▶ **TASK MATERIAL**:
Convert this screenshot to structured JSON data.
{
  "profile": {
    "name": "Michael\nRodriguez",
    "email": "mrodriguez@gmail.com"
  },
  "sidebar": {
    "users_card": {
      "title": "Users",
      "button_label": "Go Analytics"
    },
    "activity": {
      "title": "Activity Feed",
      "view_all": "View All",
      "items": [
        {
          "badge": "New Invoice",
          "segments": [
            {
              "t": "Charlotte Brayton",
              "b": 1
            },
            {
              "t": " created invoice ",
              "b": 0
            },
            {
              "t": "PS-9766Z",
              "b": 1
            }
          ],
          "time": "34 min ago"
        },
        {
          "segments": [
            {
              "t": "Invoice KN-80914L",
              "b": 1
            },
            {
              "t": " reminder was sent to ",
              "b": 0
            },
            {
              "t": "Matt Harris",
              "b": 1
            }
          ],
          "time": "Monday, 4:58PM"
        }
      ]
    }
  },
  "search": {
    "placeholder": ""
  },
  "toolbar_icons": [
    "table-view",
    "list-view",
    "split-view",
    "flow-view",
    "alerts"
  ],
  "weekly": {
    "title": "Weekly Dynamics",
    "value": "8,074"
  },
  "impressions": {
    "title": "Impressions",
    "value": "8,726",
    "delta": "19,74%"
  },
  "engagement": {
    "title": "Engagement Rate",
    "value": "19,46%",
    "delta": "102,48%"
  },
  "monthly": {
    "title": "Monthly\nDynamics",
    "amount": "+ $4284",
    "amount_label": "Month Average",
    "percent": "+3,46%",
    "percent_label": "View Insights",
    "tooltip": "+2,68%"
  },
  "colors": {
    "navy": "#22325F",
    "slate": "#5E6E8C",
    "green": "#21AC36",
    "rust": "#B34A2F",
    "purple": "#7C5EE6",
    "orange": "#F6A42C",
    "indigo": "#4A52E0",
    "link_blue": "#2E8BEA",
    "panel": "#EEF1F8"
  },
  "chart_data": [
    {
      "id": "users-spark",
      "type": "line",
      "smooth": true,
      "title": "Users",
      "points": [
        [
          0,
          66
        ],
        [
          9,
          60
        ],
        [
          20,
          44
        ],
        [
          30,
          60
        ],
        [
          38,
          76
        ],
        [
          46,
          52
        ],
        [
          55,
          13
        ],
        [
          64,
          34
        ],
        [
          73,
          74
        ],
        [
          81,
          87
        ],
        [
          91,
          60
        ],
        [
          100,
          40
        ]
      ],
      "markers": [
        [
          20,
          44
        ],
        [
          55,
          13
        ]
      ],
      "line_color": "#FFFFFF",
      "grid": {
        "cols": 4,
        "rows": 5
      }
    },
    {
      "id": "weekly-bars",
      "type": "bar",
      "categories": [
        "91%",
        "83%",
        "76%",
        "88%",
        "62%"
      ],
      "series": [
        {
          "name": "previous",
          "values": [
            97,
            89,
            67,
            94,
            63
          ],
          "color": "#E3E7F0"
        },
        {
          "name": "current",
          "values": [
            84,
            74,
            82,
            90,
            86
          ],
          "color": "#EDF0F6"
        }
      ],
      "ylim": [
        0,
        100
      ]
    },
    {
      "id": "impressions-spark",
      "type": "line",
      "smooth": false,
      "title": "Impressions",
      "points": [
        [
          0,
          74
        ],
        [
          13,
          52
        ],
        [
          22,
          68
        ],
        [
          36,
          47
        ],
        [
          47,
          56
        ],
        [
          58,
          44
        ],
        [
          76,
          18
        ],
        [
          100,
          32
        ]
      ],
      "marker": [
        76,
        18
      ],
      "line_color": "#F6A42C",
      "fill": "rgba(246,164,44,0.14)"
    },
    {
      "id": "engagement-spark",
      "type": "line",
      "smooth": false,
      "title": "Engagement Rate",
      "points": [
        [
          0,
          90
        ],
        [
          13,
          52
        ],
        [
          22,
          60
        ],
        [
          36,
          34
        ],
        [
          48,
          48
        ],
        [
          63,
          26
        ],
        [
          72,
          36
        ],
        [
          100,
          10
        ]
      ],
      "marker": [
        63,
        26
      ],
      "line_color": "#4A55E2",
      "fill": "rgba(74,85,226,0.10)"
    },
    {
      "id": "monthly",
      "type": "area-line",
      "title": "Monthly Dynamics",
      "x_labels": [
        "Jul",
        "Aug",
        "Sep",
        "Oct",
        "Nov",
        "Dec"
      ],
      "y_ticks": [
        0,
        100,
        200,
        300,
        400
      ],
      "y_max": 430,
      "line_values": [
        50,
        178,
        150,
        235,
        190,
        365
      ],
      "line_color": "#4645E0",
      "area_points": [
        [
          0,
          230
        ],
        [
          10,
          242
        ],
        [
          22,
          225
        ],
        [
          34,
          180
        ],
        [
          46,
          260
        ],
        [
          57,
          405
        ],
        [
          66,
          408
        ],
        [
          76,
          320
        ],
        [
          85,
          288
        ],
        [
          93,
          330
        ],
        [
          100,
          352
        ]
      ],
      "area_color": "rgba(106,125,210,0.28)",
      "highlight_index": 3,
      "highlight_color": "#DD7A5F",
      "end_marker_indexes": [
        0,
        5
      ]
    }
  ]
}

▶ **DESCRIPTION OF THE TASK**: Show every line of the records above that contains the word "name".

▶ **EXERCISE SOLUTION**:
    "name": "Michael\nRodriguez",
          "name": "previous",
          "name": "current",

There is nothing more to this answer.